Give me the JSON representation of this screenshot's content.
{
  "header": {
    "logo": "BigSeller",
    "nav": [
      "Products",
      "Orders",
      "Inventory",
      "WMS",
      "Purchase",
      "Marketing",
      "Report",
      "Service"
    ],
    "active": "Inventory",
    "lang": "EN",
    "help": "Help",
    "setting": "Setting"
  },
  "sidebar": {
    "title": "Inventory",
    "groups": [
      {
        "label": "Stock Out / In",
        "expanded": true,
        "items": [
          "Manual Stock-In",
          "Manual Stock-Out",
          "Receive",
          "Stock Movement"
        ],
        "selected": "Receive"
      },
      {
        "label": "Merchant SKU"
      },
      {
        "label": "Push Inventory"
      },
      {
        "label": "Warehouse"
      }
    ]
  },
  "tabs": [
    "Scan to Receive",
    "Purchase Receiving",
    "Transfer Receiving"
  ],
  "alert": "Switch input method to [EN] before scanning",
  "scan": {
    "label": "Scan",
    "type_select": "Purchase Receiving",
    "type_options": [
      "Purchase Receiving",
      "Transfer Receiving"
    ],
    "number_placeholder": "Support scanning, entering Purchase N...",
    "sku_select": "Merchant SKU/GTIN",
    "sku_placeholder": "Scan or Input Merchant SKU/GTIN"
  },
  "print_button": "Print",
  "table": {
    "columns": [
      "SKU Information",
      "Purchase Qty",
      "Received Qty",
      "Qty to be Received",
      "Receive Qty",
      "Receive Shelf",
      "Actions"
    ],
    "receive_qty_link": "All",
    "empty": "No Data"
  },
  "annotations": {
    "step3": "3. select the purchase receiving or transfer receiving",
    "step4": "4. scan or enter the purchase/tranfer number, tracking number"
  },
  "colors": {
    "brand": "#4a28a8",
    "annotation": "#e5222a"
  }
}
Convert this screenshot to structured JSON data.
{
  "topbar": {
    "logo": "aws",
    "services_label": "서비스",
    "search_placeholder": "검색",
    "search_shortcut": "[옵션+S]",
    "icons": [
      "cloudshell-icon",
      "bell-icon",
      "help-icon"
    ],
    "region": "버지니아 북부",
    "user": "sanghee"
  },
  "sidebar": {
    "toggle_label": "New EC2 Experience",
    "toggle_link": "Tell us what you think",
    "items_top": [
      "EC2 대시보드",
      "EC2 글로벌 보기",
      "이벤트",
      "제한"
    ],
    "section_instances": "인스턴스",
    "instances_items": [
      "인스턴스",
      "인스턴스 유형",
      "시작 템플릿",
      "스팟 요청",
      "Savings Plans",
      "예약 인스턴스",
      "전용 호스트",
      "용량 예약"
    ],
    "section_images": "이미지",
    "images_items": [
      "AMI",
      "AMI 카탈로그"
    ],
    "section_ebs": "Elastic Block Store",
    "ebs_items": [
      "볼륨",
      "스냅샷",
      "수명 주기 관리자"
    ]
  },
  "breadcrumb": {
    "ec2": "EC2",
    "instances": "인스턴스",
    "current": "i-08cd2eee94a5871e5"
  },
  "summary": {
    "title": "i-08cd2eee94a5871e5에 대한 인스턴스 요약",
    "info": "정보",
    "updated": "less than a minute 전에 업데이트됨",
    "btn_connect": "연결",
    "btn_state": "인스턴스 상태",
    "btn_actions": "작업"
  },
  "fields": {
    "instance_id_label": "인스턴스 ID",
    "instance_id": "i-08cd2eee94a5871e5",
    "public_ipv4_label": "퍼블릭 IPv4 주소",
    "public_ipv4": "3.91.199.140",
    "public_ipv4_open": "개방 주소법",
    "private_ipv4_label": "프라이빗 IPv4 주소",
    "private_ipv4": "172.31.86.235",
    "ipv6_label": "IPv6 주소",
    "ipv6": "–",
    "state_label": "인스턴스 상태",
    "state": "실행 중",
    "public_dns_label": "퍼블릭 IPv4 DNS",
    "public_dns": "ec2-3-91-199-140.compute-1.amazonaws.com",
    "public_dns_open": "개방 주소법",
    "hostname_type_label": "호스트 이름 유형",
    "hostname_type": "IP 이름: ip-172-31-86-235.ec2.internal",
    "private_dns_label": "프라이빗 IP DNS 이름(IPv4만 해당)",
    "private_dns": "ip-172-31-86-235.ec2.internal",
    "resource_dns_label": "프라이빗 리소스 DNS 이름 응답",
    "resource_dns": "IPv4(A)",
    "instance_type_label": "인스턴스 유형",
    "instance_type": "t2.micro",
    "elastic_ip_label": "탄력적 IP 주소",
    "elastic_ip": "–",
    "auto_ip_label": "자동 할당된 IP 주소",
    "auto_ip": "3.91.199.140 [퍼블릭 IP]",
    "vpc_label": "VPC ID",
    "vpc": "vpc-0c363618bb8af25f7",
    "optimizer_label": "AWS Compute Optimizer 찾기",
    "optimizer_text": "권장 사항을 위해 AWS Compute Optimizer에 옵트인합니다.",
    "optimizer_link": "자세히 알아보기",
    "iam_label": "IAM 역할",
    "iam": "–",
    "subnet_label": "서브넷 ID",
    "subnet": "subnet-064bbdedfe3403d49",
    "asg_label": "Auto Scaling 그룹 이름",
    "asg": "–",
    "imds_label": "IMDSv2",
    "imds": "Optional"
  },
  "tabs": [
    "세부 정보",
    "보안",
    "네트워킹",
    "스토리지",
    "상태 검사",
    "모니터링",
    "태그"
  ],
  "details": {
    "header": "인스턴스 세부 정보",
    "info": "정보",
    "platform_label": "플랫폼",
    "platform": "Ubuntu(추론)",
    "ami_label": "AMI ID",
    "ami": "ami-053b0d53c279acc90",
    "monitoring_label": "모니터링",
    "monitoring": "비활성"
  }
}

### What is required
From the data above, show each line that contains "screenshot".

### Correct response
Give me the JSON representation of this screenshot's content.
Convert this screenshot to structured JSON data.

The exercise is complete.